#### 待完成任务
a. 在关于敲除TRPV3的节选中,用哪种方法检测各组U251细胞的增殖能力?
b. 请列出关于敲除TRPV3的节选中,MTT检测细胞增殖时提到的全部时间点。

#### 所给节选
----------------
MTT方法检测各组U251细胞的增殖能力,siTRPV3组与CON组和NC组比较,不同时间点U251细胞增殖能力均下降(24和48 h,P < 0.05;72和96 h,P < 0.01),CON组和NC组比较无统计学差异,见图 2

* P < 0.05 vs NC group;** P < 0.01 vs NC group;# P < 0.05 vs CON group;## P < 0.01 vs CON group. 图 2 MTT检测细胞增殖的变化 Fig.2 Cell growth analyzed by MTT in U251 cells

2.3 敲除TRPV3表达后U251细胞侵袭能力下降

采用Western blotting检测不同处理后U251细胞中侵袭相关蛋白MMP-2、MMP-9的表达,与CON组和NC组比较,siTRPV3组MMP-2(P < 0.01)和MMP-9(P < 0.05)蛋白的表达明显降低,CON组和NC组比较无统计学差异。见图 3

* P < 0.05 vs NC group;** P < 0.01 vs NC group;# P < 0.05 vs CON group;## P < 0.01 vs CON group. 图 3 各组U251细胞中MMP-2和MMP-9蛋白的表达 Fig.3 MMP-2 and MMP-9 expression in U251 cells

2.4 敲除TRPV3表达影响CaMKⅡ磷酸化和cyclin D1的表达

TRPV3是一种钙离子通透性蛋白,Western blotting检测结果显示,siTRPV3组U251细胞中p-CaMKⅡ表达明显少于CON组和NC组(P < 0.01),见图 4A;同时,cyclin D1的表达也明显减少(P < 0.01),见图 4B;CON组和NC组比较无统计学差异。
----------------
#### 所给条目
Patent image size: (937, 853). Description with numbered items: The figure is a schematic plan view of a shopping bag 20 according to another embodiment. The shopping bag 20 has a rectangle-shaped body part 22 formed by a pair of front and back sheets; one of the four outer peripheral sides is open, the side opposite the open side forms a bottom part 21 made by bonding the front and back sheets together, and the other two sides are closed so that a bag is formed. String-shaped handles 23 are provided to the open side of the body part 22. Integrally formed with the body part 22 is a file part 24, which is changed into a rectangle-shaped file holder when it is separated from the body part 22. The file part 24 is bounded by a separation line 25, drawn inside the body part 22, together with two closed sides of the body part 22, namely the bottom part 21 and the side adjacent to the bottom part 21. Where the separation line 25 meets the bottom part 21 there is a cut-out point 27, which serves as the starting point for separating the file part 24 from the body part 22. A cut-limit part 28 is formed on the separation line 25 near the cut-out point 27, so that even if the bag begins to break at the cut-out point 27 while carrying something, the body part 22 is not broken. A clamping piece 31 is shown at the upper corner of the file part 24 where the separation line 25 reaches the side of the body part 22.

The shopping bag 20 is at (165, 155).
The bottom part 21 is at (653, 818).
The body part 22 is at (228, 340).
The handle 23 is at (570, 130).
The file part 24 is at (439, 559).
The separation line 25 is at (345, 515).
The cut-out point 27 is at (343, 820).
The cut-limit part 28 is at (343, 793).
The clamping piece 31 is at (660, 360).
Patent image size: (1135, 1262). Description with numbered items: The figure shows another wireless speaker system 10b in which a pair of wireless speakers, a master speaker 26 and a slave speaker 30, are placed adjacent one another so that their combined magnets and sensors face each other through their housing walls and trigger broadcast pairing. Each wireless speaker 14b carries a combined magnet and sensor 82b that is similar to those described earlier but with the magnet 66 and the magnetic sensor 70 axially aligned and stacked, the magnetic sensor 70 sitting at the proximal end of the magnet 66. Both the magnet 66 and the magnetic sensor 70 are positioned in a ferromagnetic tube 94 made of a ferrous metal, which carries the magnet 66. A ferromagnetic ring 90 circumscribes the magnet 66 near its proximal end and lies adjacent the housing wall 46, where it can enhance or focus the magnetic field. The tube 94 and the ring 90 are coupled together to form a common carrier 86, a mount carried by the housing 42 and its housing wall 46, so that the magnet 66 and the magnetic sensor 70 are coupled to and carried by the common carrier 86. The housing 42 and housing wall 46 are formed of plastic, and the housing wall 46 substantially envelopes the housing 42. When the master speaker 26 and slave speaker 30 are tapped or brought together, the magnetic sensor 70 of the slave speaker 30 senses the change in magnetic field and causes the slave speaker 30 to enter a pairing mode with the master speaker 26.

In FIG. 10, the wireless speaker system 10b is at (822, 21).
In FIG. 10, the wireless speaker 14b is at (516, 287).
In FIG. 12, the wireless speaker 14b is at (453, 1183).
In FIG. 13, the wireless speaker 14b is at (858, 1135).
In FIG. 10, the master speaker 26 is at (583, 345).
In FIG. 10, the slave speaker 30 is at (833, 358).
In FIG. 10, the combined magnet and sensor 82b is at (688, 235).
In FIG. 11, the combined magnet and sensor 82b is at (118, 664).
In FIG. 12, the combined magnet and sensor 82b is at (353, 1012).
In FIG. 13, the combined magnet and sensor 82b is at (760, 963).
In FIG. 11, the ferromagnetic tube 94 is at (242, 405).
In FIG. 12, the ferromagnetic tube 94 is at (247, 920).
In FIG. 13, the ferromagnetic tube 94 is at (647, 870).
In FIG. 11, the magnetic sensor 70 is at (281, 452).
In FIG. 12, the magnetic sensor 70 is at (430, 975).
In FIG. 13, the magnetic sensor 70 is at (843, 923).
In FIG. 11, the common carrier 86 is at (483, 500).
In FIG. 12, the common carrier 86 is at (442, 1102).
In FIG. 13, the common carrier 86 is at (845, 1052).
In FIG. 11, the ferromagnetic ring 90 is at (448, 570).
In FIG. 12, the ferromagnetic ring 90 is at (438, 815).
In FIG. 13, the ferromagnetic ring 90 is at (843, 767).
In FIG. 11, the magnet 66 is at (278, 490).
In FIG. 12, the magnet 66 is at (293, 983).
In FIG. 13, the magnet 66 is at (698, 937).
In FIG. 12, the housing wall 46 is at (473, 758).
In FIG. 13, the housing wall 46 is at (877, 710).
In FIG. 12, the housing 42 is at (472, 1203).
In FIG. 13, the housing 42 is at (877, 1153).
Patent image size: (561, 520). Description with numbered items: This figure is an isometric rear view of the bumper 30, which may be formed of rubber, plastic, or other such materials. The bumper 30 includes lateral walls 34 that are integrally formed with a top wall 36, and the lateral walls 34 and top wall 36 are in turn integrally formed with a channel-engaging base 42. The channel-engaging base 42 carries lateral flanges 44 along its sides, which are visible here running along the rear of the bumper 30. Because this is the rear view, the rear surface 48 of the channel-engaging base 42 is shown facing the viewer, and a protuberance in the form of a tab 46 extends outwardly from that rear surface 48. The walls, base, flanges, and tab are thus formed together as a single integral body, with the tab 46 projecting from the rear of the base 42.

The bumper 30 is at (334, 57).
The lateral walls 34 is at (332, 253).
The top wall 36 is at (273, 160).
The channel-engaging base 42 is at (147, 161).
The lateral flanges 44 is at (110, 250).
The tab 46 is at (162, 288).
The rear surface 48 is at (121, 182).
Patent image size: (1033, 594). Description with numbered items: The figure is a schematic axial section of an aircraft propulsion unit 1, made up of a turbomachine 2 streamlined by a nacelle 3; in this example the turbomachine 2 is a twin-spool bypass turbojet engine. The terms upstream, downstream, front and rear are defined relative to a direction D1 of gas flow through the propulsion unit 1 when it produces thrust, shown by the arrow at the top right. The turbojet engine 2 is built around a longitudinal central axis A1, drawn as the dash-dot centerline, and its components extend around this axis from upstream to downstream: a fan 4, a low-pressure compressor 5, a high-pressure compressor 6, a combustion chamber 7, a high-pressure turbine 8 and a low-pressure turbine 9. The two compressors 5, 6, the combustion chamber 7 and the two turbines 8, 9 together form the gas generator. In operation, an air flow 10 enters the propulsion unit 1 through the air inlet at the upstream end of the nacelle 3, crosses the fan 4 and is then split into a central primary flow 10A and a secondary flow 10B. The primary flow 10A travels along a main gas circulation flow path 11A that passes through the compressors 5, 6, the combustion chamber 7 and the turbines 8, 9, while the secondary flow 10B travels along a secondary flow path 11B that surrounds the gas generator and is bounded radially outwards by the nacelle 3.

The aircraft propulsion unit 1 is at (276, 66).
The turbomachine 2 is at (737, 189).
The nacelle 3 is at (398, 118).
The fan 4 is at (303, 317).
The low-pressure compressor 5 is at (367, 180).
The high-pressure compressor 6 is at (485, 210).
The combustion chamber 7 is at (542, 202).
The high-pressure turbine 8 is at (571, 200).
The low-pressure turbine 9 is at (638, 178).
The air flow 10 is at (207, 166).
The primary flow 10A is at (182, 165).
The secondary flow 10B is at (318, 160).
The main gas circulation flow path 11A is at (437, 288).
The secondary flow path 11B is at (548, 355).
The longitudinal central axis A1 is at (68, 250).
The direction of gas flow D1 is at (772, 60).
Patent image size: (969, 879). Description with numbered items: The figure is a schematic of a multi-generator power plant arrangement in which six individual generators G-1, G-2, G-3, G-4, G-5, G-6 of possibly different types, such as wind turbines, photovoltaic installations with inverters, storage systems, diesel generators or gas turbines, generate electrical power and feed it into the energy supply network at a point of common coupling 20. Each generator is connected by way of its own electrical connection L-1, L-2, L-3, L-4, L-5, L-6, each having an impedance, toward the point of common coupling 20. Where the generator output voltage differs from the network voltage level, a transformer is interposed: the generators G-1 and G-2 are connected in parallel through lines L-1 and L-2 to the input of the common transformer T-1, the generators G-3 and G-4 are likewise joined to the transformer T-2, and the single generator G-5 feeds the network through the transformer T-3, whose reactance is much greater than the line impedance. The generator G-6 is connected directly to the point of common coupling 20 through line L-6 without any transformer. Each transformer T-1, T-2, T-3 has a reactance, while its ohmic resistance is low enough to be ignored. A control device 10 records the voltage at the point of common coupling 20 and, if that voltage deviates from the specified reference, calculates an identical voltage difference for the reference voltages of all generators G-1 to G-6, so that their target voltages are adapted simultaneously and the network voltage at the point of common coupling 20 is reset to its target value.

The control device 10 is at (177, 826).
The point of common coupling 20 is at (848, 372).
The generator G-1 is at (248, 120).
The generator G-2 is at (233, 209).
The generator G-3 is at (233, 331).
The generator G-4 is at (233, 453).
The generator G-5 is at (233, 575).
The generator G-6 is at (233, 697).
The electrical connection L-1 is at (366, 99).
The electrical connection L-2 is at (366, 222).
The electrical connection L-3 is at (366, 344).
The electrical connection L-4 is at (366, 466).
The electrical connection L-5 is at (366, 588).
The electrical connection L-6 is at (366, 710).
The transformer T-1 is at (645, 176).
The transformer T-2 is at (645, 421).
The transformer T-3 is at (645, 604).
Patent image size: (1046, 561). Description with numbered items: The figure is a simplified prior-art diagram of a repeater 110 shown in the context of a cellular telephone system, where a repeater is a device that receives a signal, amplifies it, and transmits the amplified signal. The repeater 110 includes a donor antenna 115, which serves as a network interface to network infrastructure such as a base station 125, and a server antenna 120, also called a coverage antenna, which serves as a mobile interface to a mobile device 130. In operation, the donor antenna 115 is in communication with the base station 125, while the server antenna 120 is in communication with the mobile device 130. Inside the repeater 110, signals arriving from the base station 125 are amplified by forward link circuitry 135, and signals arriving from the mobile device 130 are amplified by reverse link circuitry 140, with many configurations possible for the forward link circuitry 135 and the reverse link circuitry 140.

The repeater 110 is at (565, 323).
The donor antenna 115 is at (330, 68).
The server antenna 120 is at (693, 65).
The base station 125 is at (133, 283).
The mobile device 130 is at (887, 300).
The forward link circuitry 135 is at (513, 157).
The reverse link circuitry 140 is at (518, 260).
----------------
#### 各题答案
a. MTT方法。

b. 24 h、48 h、72 h、96 h